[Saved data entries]
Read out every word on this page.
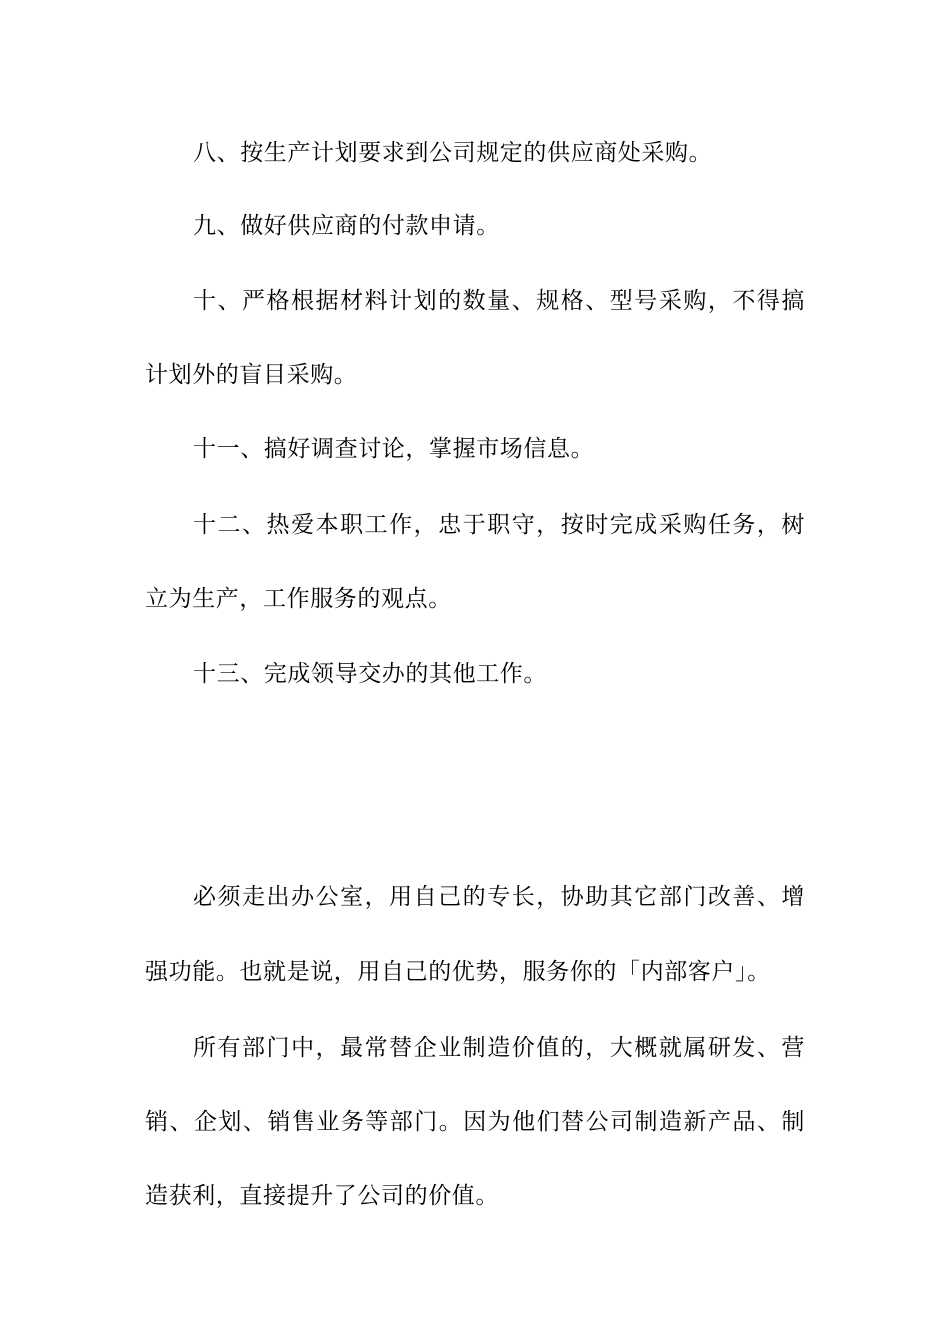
八、按生产计划要求到公司规定的供应商处采购。
九、做好供应商的付款申请。
十、严格根据材料计划的数量、规格、型号采购，不得搞
计划外的盲目采购。
十一、搞好调查讨论，掌握市场信息。
十二、热爱本职工作，忠于职守，按时完成采购任务，树
立为生产，工作服务的观点。
十三、完成领导交办的其他工作。
必须走出办公室，用自己的专长，协助其它部门改善、增
强功能。也就是说，用自己的优势，服务你的「内部客户」。
所有部门中，最常替企业制造价值的，大概就属研发、营
销、企划、销售业务等部门。因为他们替公司制造新产品、制
造获利，直接提升了公司的价值。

▶ _SHORT PROBLEM_
Copy out every line of the material above exactly, skipping the pictures.

▶ _OUTPUT FOR THIS TASK_
Read out every word on this page.
八、按生产计划要求到公司规定的供应商处采购。
九、做好供应商的付款申请。
十、严格根据材料计划的数量、规格、型号采购，不得搞
计划外的盲目采购。
十一、搞好调查讨论，掌握市场信息。
十二、热爱本职工作，忠于职守，按时完成采购任务，树
立为生产，工作服务的观点。
十三、完成领导交办的其他工作。
必须走出办公室，用自己的专长，协助其它部门改善、增
强功能。也就是说，用自己的优势，服务你的「内部客户」。
所有部门中，最常替企业制造价值的，大概就属研发、营
销、企划、销售业务等部门。因为他们替公司制造新产品、制
造获利，直接提升了公司的价值。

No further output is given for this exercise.